- **Written task**: Gather up all lines that carry the word "page".

+---+

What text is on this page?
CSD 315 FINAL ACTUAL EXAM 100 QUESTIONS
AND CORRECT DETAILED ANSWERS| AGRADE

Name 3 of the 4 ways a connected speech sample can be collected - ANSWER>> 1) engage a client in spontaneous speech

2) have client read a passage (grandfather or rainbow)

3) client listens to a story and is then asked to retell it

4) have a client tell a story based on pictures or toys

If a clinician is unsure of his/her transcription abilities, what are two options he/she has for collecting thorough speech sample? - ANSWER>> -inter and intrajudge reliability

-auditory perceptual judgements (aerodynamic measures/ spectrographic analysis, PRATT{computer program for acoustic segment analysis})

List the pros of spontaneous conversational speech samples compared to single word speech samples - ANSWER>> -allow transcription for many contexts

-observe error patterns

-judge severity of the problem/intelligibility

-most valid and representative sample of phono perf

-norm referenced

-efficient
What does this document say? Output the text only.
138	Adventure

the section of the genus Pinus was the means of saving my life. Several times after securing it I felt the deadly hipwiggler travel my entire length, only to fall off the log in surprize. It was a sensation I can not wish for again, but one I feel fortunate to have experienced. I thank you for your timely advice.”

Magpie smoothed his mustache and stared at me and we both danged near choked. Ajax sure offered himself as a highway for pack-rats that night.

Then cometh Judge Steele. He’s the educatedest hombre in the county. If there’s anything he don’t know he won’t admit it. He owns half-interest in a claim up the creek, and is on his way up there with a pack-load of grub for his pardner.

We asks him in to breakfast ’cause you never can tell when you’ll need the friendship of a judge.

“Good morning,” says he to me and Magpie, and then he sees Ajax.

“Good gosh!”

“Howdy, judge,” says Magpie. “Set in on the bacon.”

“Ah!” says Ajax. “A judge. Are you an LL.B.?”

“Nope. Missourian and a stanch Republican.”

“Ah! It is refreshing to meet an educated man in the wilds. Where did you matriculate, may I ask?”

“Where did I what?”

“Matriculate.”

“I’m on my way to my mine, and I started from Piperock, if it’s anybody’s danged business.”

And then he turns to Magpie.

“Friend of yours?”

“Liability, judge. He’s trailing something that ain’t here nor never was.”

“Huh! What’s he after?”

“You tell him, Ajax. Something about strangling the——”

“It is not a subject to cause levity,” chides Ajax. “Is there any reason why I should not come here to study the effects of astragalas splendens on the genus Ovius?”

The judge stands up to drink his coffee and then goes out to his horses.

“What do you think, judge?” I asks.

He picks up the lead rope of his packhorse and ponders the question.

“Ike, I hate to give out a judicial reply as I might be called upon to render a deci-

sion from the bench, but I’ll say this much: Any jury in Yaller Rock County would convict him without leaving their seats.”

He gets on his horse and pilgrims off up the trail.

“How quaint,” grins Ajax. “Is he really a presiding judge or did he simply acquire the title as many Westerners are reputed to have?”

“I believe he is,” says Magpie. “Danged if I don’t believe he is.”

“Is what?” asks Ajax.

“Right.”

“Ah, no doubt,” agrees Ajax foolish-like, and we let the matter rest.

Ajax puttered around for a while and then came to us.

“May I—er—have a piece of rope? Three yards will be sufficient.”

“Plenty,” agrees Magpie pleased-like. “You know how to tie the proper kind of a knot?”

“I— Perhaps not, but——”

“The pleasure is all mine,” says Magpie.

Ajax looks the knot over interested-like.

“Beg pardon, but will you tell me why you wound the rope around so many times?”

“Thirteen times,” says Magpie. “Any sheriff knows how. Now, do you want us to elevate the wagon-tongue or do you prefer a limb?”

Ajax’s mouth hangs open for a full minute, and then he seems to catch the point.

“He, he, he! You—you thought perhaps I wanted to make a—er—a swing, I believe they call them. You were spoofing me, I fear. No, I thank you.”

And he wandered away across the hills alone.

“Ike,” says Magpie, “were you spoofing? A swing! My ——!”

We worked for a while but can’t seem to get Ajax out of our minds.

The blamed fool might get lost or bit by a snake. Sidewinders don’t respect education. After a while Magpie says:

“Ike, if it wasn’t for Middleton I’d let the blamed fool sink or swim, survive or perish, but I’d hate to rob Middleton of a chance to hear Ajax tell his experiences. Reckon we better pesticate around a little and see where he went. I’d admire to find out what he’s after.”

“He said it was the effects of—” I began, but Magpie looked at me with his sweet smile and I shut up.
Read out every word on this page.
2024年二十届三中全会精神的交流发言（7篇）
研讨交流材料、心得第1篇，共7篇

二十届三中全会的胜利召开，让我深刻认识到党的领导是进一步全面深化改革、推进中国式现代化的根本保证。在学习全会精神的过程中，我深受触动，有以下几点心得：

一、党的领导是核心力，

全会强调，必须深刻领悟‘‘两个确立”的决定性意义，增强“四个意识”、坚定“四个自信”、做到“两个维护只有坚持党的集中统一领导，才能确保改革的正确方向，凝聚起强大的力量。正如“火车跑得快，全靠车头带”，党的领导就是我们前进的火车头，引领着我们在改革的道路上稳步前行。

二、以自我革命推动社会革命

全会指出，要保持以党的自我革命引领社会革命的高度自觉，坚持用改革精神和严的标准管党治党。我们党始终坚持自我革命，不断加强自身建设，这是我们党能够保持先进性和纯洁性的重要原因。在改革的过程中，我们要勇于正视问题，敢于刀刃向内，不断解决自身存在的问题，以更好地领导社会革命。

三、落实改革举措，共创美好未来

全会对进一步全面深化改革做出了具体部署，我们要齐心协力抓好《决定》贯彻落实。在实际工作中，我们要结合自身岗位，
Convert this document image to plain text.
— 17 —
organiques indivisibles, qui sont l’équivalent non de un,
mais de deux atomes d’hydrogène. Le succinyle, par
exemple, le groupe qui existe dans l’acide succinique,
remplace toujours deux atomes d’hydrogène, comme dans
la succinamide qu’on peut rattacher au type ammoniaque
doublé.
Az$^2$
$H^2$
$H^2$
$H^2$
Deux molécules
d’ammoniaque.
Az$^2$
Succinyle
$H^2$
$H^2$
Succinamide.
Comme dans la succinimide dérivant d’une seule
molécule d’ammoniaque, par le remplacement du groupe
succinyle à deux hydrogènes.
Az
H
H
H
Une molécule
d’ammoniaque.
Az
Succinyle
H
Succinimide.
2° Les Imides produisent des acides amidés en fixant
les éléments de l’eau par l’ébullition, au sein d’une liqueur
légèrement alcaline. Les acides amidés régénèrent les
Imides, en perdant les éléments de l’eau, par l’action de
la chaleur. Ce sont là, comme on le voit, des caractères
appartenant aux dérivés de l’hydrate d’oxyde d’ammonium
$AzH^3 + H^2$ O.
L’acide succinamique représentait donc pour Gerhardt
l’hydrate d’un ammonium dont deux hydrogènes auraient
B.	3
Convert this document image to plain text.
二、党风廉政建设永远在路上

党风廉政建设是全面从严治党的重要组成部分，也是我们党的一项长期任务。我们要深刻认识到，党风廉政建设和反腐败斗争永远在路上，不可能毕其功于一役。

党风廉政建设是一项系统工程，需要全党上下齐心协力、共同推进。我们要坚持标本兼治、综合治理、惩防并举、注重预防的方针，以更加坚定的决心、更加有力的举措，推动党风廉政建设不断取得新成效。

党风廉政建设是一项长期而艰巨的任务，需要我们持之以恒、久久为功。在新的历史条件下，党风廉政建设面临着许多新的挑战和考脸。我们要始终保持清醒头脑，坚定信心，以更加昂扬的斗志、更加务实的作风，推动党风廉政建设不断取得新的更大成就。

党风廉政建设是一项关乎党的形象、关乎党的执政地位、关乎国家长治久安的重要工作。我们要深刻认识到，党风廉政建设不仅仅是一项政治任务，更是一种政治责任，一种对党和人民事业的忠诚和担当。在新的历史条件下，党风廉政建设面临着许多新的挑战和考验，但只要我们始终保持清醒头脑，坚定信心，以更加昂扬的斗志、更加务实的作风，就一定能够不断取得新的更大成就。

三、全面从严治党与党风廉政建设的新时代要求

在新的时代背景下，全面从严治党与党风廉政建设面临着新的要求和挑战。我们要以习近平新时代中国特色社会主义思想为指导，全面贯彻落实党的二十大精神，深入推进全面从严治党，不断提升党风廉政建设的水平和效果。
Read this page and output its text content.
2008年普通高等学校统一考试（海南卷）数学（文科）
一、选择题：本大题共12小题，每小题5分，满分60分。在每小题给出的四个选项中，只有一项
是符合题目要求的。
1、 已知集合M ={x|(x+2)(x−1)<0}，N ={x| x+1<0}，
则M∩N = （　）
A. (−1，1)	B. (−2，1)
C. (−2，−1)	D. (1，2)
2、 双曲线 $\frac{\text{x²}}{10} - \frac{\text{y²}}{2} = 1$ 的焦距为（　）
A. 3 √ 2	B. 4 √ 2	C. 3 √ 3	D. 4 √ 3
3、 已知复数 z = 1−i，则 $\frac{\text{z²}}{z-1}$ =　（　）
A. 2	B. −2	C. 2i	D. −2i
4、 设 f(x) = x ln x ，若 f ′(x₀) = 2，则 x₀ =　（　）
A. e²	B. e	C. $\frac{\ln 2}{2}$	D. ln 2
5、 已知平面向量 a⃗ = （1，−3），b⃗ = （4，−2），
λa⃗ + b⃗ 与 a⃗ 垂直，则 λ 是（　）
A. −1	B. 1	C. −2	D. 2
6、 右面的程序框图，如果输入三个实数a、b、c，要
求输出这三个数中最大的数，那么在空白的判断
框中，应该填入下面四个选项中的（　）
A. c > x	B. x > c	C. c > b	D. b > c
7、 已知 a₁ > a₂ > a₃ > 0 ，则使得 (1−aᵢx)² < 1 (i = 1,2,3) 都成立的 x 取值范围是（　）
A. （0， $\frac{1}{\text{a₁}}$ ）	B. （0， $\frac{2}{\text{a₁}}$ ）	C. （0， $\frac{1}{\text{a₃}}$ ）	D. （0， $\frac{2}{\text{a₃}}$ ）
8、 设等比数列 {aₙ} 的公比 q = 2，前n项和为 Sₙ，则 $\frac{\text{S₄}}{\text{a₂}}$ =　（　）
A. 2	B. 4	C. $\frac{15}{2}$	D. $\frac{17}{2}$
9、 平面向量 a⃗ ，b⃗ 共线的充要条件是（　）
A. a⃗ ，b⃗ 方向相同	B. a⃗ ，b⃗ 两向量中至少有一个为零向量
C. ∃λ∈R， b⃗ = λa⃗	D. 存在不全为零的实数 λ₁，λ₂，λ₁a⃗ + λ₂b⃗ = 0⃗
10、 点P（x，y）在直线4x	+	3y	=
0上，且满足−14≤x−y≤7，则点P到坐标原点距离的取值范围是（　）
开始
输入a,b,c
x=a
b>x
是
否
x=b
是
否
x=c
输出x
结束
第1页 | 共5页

+---+

- **The reply**:
What text is on this page?
Read out every word on this page.
Read this page and output its text content.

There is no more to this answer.